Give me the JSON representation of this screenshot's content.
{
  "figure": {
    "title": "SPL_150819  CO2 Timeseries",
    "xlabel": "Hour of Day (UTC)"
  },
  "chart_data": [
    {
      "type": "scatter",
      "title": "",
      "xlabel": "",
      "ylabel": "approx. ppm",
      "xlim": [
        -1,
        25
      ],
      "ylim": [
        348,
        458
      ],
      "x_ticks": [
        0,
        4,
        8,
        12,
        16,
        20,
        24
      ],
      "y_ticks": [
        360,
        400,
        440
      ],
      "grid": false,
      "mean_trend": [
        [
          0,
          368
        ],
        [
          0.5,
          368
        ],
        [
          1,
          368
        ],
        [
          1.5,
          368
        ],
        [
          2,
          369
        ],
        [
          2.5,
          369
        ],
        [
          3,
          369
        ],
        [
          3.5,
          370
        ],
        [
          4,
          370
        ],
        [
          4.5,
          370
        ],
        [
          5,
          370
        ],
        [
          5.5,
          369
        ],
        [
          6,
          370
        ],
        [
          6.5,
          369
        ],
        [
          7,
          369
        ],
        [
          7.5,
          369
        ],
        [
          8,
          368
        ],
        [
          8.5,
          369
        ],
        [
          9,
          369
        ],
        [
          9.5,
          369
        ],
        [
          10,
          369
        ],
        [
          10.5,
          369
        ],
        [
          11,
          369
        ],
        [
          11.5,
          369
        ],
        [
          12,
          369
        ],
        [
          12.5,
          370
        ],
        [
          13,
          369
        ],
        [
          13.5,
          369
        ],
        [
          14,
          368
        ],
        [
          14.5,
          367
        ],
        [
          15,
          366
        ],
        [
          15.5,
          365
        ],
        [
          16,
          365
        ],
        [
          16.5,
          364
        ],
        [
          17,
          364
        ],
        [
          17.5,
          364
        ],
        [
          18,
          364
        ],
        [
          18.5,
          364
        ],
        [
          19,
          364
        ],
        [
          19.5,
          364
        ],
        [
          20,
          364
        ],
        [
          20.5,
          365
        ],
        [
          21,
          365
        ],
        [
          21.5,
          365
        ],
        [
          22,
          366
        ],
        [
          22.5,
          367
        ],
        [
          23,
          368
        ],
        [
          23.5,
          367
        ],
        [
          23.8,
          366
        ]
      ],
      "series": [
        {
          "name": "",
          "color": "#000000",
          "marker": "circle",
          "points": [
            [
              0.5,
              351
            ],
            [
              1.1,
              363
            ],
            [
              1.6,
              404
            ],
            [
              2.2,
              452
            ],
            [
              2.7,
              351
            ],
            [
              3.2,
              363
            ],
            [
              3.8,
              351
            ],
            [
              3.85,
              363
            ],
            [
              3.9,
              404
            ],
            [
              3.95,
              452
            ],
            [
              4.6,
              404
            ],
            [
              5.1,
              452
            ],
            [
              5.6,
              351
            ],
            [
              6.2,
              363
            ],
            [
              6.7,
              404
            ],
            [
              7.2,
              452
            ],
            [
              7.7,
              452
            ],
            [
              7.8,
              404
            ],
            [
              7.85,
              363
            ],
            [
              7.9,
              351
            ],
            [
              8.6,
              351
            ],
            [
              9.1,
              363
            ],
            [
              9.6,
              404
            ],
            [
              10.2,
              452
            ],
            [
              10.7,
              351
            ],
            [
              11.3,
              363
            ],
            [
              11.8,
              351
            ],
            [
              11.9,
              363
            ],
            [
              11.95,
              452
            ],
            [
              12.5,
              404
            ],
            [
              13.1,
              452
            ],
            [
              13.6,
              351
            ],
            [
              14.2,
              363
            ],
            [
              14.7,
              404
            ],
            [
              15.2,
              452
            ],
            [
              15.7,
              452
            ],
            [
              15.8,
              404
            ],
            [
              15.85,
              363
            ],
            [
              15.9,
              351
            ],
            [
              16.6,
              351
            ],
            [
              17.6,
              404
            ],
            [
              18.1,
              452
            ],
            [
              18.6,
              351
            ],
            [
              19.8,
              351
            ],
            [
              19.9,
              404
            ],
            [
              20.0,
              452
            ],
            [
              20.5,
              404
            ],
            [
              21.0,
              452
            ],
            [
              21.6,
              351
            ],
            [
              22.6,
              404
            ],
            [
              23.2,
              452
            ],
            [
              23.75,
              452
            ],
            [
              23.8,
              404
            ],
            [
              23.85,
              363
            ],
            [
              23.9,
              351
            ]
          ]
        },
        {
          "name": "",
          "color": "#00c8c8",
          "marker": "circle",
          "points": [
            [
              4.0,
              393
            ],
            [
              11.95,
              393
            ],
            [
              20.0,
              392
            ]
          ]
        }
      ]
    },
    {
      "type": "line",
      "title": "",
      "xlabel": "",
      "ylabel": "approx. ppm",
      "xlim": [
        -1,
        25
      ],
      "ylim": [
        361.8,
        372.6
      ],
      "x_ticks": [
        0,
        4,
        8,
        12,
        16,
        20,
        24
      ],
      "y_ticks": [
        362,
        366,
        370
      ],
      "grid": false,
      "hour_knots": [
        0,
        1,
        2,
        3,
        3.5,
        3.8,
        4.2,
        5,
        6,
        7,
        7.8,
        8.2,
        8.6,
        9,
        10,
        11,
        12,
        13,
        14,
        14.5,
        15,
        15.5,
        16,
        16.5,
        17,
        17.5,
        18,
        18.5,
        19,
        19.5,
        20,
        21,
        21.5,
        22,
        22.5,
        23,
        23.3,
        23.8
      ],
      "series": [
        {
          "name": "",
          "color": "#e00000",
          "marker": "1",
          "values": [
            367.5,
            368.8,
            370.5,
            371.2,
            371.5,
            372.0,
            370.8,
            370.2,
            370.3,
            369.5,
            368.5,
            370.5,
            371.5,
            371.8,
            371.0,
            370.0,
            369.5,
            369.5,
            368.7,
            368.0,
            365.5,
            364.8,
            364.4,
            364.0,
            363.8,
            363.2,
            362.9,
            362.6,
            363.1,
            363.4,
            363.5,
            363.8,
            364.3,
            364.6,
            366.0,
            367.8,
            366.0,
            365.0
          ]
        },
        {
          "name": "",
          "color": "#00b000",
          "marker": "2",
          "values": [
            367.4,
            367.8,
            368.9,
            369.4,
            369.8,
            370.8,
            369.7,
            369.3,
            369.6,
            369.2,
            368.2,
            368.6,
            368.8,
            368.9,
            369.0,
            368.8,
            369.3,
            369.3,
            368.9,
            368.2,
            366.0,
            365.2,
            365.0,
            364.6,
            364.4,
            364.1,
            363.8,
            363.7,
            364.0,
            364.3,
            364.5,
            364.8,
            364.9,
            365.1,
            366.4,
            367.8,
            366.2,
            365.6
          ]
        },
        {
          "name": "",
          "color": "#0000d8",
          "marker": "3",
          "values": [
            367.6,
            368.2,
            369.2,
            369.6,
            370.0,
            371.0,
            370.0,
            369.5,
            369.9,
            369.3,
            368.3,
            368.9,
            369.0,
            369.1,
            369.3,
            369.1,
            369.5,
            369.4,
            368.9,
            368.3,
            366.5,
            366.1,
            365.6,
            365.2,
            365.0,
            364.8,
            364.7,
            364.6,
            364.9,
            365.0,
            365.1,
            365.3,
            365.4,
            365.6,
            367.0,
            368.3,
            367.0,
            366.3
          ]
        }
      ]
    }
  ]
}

## Stated task
Count the lines of the data that include the string "color", and give only that number.

## Result
5